- _EXERCISE GOAL_: Gather up the lines that contain "correspondencia".

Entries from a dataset
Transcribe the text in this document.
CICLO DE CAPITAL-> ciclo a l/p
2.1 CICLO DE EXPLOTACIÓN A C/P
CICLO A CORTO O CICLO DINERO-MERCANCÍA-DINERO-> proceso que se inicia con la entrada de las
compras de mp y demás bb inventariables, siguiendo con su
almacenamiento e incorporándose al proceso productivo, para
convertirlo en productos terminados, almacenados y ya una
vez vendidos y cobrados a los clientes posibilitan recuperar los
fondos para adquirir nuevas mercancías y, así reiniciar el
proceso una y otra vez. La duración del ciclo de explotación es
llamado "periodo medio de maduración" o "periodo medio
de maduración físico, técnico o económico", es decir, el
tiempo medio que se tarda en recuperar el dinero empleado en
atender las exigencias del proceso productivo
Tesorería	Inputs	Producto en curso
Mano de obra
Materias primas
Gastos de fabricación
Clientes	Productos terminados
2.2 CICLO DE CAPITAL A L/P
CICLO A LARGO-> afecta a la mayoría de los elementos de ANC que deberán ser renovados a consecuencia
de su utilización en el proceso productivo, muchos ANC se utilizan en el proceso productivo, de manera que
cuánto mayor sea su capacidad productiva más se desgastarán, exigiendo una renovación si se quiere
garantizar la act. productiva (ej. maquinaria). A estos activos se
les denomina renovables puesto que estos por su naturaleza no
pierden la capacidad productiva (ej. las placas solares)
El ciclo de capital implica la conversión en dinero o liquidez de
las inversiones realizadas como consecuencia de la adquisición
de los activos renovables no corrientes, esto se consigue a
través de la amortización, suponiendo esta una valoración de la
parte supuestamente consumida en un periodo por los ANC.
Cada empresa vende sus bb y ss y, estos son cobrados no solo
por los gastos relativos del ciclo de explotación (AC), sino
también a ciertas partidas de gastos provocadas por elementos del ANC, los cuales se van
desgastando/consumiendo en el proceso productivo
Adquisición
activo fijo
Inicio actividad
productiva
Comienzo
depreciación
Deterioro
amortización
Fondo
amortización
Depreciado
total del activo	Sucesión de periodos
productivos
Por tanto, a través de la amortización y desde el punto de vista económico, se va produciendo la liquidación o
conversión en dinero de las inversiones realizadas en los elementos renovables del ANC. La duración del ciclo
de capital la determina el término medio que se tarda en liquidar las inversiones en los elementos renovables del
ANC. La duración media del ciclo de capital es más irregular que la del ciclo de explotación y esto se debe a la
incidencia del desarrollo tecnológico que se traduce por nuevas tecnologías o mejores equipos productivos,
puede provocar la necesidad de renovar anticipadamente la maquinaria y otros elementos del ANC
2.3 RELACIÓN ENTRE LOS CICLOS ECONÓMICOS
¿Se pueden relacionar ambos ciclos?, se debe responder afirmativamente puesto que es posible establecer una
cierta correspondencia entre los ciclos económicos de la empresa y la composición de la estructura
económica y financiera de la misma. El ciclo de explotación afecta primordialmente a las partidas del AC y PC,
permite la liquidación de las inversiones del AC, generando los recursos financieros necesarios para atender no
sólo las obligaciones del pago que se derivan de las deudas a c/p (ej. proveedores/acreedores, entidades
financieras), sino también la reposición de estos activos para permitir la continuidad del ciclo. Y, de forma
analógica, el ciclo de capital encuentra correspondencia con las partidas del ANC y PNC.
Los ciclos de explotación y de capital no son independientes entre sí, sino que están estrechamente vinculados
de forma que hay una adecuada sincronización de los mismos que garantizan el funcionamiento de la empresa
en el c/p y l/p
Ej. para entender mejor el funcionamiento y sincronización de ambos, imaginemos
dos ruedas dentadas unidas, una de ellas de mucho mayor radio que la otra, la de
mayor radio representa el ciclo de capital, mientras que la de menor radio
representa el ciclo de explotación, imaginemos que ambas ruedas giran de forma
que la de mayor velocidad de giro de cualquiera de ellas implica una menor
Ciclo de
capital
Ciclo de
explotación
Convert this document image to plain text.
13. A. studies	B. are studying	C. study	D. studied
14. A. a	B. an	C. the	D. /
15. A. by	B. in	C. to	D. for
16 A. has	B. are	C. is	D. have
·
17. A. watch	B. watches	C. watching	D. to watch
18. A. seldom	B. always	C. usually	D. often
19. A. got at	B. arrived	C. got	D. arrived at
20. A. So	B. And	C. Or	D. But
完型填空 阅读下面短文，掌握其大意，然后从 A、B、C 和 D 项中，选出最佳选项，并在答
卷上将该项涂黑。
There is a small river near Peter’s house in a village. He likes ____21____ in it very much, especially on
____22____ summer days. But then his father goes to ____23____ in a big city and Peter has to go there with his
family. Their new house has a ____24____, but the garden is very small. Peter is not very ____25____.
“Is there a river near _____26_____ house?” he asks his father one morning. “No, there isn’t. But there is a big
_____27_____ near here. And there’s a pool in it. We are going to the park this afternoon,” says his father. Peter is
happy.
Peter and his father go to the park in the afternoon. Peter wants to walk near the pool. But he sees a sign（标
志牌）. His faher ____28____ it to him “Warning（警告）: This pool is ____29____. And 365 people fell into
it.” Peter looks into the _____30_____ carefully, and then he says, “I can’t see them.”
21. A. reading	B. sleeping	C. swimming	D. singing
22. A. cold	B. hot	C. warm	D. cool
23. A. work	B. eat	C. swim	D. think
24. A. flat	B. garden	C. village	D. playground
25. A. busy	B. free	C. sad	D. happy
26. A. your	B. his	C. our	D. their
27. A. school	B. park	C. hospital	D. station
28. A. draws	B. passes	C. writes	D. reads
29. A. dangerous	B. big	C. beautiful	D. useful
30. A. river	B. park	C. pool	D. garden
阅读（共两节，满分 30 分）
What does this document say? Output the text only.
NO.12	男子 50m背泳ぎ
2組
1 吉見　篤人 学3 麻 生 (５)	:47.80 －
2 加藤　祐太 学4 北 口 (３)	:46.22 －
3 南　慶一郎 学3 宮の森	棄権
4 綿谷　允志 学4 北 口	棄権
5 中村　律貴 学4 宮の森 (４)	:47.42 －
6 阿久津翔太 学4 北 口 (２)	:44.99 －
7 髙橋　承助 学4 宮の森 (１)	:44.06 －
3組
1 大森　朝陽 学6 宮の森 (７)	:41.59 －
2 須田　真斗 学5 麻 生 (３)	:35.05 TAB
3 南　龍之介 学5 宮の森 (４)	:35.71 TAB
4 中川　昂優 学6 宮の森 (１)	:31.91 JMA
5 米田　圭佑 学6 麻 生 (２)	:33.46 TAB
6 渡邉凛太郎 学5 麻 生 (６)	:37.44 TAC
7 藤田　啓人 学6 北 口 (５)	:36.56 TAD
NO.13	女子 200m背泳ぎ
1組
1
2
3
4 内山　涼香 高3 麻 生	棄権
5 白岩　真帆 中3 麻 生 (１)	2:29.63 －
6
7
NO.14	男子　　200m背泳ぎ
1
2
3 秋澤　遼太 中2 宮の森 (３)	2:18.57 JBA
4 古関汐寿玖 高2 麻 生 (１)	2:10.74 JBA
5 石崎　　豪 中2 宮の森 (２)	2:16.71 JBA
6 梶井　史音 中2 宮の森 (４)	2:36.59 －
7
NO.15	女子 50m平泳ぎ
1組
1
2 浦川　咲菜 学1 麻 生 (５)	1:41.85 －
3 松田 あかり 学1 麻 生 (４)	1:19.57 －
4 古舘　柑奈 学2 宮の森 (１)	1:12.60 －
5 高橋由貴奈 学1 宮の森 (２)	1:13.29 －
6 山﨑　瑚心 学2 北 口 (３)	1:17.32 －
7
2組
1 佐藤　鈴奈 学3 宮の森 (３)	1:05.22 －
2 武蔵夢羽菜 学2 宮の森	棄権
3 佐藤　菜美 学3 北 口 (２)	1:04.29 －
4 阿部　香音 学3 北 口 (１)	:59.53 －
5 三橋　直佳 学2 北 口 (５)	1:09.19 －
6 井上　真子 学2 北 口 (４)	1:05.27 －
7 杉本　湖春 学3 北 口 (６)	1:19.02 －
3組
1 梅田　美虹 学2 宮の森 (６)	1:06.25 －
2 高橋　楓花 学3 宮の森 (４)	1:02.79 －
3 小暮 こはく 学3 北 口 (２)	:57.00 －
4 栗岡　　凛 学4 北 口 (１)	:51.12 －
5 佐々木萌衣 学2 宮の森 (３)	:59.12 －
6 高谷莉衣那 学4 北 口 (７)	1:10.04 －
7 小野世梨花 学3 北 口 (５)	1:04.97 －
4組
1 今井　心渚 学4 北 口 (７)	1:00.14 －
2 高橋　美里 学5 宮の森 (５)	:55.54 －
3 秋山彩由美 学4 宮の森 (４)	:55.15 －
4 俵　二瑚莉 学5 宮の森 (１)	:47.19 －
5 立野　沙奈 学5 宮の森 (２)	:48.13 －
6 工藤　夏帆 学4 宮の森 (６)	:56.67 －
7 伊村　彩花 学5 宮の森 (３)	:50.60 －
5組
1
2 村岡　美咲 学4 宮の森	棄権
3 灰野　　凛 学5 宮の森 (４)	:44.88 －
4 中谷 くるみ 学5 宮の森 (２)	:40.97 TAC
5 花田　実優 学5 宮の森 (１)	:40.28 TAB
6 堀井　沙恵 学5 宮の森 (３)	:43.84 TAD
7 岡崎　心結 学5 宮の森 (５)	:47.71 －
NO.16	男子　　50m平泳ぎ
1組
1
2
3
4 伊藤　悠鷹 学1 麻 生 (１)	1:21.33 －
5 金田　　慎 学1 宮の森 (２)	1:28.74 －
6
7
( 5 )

- _SOLUTION TO THIS TASK_:
cierta correspondencia entre los ciclos económicos de la empresa y la composición de la estructura
analógica, el ciclo de capital encuentra correspondencia con las partidas del ANC y PNC.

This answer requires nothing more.